Below is a block of records; return all of them exactly, but without the images.
##### Dataset content
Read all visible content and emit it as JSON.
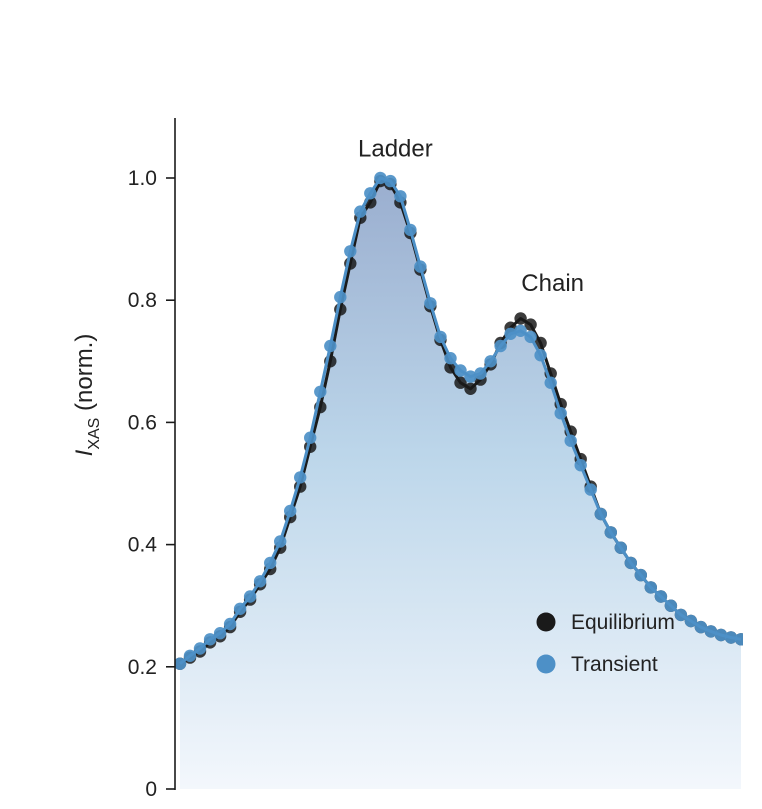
{
  "chart_data": {
    "type": "scatter",
    "ylabel": {
      "main": "I",
      "subscript": "XAS",
      "rest": " (norm.)"
    },
    "ylim": [
      0,
      1.1
    ],
    "yticks": [
      {
        "value": 0,
        "label": "0"
      },
      {
        "value": 0.2,
        "label": "0.2"
      },
      {
        "value": 0.4,
        "label": "0.4"
      },
      {
        "value": 0.6,
        "label": "0.6"
      },
      {
        "value": 0.8,
        "label": "0.8"
      },
      {
        "value": 1.0,
        "label": "1.0"
      }
    ],
    "annotations": [
      {
        "text": "Ladder",
        "x": 21.5,
        "y": 1.035
      },
      {
        "text": "Chain",
        "x": 37.2,
        "y": 0.815
      }
    ],
    "legend": {
      "position": "lower-right"
    },
    "colors": {
      "fill_top": "#9aaecf",
      "fill_mid": "#bcd6ea",
      "fill_bottom": "#f3f7fc"
    },
    "series": [
      {
        "name": "Equilibrium",
        "color": "#1a1a1a",
        "x": [
          0,
          1,
          2,
          3,
          4,
          5,
          6,
          7,
          8,
          9,
          10,
          11,
          12,
          13,
          14,
          15,
          16,
          17,
          18,
          19,
          20,
          21,
          22,
          23,
          24,
          25,
          26,
          27,
          28,
          29,
          30,
          31,
          32,
          33,
          34,
          35,
          36,
          37,
          38,
          39,
          40,
          41,
          42,
          43,
          44,
          45,
          46,
          47,
          48,
          49,
          50,
          51,
          52,
          53,
          54,
          55,
          56
        ],
        "y": [
          0.205,
          0.215,
          0.225,
          0.24,
          0.25,
          0.265,
          0.29,
          0.31,
          0.335,
          0.36,
          0.395,
          0.445,
          0.495,
          0.56,
          0.625,
          0.7,
          0.785,
          0.86,
          0.935,
          0.96,
          0.995,
          0.99,
          0.96,
          0.91,
          0.85,
          0.79,
          0.735,
          0.69,
          0.665,
          0.655,
          0.67,
          0.695,
          0.73,
          0.755,
          0.77,
          0.76,
          0.73,
          0.68,
          0.63,
          0.585,
          0.54,
          0.495,
          0.45,
          0.42,
          0.395,
          0.37,
          0.35,
          0.33,
          0.315,
          0.3,
          0.285,
          0.275,
          0.265,
          0.258,
          0.252,
          0.248,
          0.245
        ]
      },
      {
        "name": "Transient",
        "color": "#4d90c7",
        "x": [
          0,
          1,
          2,
          3,
          4,
          5,
          6,
          7,
          8,
          9,
          10,
          11,
          12,
          13,
          14,
          15,
          16,
          17,
          18,
          19,
          20,
          21,
          22,
          23,
          24,
          25,
          26,
          27,
          28,
          29,
          30,
          31,
          32,
          33,
          34,
          35,
          36,
          37,
          38,
          39,
          40,
          41,
          42,
          43,
          44,
          45,
          46,
          47,
          48,
          49,
          50,
          51,
          52,
          53,
          54,
          55,
          56
        ],
        "y": [
          0.205,
          0.218,
          0.23,
          0.245,
          0.255,
          0.27,
          0.295,
          0.315,
          0.34,
          0.37,
          0.405,
          0.455,
          0.51,
          0.575,
          0.65,
          0.725,
          0.805,
          0.88,
          0.945,
          0.975,
          1.0,
          0.995,
          0.97,
          0.915,
          0.855,
          0.795,
          0.74,
          0.705,
          0.685,
          0.675,
          0.68,
          0.7,
          0.725,
          0.745,
          0.75,
          0.74,
          0.71,
          0.665,
          0.615,
          0.57,
          0.53,
          0.49,
          0.45,
          0.42,
          0.395,
          0.37,
          0.35,
          0.33,
          0.315,
          0.3,
          0.285,
          0.275,
          0.265,
          0.258,
          0.252,
          0.248,
          0.245
        ]
      }
    ]
  }
}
##########
### Answer below
Read all visible content and emit it as JSON.
{
  "chart_data": {
    "type": "scatter",
    "ylabel": {
      "main": "I",
      "subscript": "XAS",
      "rest": " (norm.)"
    },
    "ylim": [
      0,
      1.1
    ],
    "yticks": [
      {
        "value": 0,
        "label": "0"
      },
      {
        "value": 0.2,
        "label": "0.2"
      },
      {
        "value": 0.4,
        "label": "0.4"
      },
      {
        "value": 0.6,
        "label": "0.6"
      },
      {
        "value": 0.8,
        "label": "0.8"
      },
      {
        "value": 1.0,
        "label": "1.0"
      }
    ],
    "annotations": [
      {
        "text": "Ladder",
        "x": 21.5,
        "y": 1.035
      },
      {
        "text": "Chain",
        "x": 37.2,
        "y": 0.815
      }
    ],
    "legend": {
      "position": "lower-right"
    },
    "colors": {
      "fill_top": "#9aaecf",
      "fill_mid": "#bcd6ea",
      "fill_bottom": "#f3f7fc"
    },
    "series": [
      {
        "name": "Equilibrium",
        "color": "#1a1a1a",
        "x": [
          0,
          1,
          2,
          3,
          4,
          5,
          6,
          7,
          8,
          9,
          10,
          11,
          12,
          13,
          14,
          15,
          16,
          17,
          18,
          19,
          20,
          21,
          22,
          23,
          24,
          25,
          26,
          27,
          28,
          29,
          30,
          31,
          32,
          33,
          34,
          35,
          36,
          37,
          38,
          39,
          40,
          41,
          42,
          43,
          44,
          45,
          46,
          47,
          48,
          49,
          50,
          51,
          52,
          53,
          54,
          55,
          56
        ],
        "y": [
          0.205,
          0.215,
          0.225,
          0.24,
          0.25,
          0.265,
          0.29,
          0.31,
          0.335,
          0.36,
          0.395,
          0.445,
          0.495,
          0.56,
          0.625,
          0.7,
          0.785,
          0.86,
          0.935,
          0.96,
          0.995,
          0.99,
          0.96,
          0.91,
          0.85,
          0.79,
          0.735,
          0.69,
          0.665,
          0.655,
          0.67,
          0.695,
          0.73,
          0.755,
          0.77,
          0.76,
          0.73,
          0.68,
          0.63,
          0.585,
          0.54,
          0.495,
          0.45,
          0.42,
          0.395,
          0.37,
          0.35,
          0.33,
          0.315,
          0.3,
          0.285,
          0.275,
          0.265,
          0.258,
          0.252,
          0.248,
          0.245
        ]
      },
      {
        "name": "Transient",
        "color": "#4d90c7",
        "x": [
          0,
          1,
          2,
          3,
          4,
          5,
          6,
          7,
          8,
          9,
          10,
          11,
          12,
          13,
          14,
          15,
          16,
          17,
          18,
          19,
          20,
          21,
          22,
          23,
          24,
          25,
          26,
          27,
          28,
          29,
          30,
          31,
          32,
          33,
          34,
          35,
          36,
          37,
          38,
          39,
          40,
          41,
          42,
          43,
          44,
          45,
          46,
          47,
          48,
          49,
          50,
          51,
          52,
          53,
          54,
          55,
          56
        ],
        "y": [
          0.205,
          0.218,
          0.23,
          0.245,
          0.255,
          0.27,
          0.295,
          0.315,
          0.34,
          0.37,
          0.405,
          0.455,
          0.51,
          0.575,
          0.65,
          0.725,
          0.805,
          0.88,
          0.945,
          0.975,
          1.0,
          0.995,
          0.97,
          0.915,
          0.855,
          0.795,
          0.74,
          0.705,
          0.685,
          0.675,
          0.68,
          0.7,
          0.725,
          0.745,
          0.75,
          0.74,
          0.71,
          0.665,
          0.615,
          0.57,
          0.53,
          0.49,
          0.45,
          0.42,
          0.395,
          0.37,
          0.35,
          0.33,
          0.315,
          0.3,
          0.285,
          0.275,
          0.265,
          0.258,
          0.252,
          0.248,
          0.245
        ]
      }
    ]
  }
}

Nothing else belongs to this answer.